Goal of the exercise => From the listing, collect all lines containing the word "this".
----- Available records -----
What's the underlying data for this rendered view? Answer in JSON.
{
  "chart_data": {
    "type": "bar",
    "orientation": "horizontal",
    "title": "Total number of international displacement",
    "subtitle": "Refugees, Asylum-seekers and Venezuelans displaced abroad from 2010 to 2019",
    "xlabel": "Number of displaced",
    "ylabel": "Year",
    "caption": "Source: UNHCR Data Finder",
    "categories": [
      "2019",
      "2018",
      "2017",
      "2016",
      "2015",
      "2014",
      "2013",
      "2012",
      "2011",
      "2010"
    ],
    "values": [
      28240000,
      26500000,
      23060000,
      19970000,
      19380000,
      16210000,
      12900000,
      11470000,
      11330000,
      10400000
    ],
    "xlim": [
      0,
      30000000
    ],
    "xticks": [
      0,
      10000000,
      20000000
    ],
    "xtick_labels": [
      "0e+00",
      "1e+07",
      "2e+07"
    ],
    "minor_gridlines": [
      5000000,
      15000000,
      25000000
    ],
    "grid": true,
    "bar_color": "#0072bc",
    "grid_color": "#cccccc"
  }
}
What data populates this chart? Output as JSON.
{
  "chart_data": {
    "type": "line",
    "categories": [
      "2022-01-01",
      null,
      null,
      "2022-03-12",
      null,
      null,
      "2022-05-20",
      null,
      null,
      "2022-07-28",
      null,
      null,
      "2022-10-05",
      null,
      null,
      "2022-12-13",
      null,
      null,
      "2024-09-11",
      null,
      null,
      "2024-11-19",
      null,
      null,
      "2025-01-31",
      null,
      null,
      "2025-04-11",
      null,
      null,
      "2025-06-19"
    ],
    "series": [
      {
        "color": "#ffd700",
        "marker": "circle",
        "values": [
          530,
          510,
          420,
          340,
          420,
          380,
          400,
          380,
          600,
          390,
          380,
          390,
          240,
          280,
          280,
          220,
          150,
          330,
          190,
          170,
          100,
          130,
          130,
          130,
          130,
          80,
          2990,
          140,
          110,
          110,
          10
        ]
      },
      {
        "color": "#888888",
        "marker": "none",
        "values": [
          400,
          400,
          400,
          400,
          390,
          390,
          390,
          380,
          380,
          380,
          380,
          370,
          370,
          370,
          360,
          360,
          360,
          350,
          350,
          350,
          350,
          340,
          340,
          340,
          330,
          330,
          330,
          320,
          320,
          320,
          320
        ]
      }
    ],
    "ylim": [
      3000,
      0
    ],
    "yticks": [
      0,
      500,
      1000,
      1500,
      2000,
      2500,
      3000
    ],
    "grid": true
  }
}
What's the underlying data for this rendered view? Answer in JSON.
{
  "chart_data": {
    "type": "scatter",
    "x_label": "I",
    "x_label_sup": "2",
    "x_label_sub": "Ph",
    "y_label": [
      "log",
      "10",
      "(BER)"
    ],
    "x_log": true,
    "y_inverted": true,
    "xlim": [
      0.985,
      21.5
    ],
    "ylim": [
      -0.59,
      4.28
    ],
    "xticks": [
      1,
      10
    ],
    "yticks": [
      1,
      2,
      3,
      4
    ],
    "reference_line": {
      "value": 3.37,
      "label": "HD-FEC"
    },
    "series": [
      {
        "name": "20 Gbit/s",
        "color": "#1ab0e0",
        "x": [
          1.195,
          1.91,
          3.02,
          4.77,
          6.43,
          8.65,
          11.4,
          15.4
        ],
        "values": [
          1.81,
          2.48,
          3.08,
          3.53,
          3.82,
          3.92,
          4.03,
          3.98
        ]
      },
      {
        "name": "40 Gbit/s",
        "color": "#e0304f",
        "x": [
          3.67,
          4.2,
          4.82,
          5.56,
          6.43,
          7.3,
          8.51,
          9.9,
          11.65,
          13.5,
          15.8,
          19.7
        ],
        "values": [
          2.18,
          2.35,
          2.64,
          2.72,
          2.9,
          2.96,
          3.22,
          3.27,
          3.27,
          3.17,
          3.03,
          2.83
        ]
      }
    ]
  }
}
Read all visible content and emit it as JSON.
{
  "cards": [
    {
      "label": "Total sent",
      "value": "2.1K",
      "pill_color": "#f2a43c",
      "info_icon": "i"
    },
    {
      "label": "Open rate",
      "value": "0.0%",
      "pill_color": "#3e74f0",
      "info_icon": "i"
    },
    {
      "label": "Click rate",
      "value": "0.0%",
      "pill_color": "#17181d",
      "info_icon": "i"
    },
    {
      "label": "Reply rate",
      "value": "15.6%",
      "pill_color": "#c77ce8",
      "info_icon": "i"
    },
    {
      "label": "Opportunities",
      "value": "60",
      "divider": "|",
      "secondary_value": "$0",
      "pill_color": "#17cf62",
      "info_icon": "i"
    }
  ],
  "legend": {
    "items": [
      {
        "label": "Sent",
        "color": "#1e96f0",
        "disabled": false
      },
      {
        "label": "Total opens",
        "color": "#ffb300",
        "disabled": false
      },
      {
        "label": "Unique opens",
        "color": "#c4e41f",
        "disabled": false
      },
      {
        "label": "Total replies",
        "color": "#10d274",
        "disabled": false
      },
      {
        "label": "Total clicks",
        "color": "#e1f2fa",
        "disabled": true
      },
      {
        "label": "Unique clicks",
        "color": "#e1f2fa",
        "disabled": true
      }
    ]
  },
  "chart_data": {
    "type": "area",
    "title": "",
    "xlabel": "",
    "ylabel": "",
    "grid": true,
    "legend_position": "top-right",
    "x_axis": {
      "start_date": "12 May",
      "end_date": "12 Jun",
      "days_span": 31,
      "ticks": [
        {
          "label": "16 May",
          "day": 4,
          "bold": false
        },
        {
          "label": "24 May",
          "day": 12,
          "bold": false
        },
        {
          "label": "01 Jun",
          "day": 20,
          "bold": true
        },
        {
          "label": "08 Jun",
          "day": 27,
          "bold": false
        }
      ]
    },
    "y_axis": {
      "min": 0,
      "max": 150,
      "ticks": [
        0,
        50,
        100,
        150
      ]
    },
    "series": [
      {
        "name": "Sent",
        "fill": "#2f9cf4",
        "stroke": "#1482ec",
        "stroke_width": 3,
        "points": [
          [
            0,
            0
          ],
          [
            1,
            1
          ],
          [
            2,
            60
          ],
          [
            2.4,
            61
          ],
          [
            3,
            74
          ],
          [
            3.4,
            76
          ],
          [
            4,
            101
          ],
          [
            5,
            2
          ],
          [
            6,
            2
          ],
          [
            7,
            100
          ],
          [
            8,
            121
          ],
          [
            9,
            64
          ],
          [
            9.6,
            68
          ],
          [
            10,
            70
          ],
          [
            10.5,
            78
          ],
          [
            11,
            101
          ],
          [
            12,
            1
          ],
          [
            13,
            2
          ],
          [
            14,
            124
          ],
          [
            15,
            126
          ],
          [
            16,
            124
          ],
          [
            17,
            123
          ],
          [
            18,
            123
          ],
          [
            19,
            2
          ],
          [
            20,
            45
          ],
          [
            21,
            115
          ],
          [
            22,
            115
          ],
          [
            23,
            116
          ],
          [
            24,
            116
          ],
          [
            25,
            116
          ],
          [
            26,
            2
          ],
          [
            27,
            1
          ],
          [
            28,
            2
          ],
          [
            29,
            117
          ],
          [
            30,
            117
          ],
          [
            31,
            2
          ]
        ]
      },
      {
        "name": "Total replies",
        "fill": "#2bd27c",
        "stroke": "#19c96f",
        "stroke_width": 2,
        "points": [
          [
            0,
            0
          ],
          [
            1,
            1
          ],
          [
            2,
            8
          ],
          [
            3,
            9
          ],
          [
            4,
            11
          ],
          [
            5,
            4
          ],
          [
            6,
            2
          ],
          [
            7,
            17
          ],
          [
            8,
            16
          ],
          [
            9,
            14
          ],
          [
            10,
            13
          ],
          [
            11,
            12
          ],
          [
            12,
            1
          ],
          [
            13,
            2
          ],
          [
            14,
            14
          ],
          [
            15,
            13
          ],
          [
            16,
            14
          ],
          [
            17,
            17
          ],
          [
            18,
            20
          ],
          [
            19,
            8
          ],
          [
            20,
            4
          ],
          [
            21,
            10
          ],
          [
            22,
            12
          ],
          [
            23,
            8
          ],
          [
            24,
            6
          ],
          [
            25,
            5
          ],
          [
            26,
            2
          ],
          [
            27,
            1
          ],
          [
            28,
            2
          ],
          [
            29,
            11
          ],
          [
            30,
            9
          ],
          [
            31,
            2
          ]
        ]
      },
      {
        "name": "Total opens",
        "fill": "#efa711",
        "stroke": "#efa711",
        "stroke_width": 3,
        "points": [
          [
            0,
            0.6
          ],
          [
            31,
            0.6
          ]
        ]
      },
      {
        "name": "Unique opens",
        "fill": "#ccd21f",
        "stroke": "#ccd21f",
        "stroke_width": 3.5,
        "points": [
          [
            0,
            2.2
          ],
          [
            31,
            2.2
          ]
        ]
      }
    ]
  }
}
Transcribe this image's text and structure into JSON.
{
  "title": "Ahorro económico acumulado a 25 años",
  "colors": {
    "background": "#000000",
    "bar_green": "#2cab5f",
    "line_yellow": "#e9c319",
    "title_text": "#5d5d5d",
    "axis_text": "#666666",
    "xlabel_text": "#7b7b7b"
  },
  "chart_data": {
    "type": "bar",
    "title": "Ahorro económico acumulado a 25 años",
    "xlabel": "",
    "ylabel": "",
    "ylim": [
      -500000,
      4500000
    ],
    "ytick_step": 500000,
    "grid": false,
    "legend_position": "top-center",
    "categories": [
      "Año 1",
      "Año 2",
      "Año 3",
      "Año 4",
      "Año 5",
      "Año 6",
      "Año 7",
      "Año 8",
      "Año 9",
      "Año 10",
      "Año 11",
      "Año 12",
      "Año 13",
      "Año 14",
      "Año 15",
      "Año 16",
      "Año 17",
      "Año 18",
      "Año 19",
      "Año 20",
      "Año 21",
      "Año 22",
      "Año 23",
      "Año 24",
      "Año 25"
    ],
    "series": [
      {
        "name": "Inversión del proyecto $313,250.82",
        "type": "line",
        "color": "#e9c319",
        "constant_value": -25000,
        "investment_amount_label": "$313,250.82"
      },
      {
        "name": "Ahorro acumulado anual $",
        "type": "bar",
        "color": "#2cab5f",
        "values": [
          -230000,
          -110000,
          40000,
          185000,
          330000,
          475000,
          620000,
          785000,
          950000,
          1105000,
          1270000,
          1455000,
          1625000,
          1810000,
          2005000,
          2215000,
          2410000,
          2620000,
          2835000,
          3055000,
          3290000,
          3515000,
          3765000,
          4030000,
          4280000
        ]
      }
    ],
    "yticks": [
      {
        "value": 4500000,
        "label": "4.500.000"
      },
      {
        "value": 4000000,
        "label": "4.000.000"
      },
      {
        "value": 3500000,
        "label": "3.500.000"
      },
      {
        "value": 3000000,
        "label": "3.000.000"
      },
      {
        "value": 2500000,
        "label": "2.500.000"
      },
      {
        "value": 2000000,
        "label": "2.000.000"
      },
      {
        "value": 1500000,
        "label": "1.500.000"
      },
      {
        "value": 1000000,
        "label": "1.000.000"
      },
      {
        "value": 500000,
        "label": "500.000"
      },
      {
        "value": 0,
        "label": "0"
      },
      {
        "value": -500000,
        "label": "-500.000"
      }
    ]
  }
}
-----
Task output =>
What's the underlying data for this rendered view? Answer in JSON.
What data populates this chart? Output as JSON.
What's the underlying data for this rendered view? Answer in JSON.
Transcribe this image's text and structure into JSON.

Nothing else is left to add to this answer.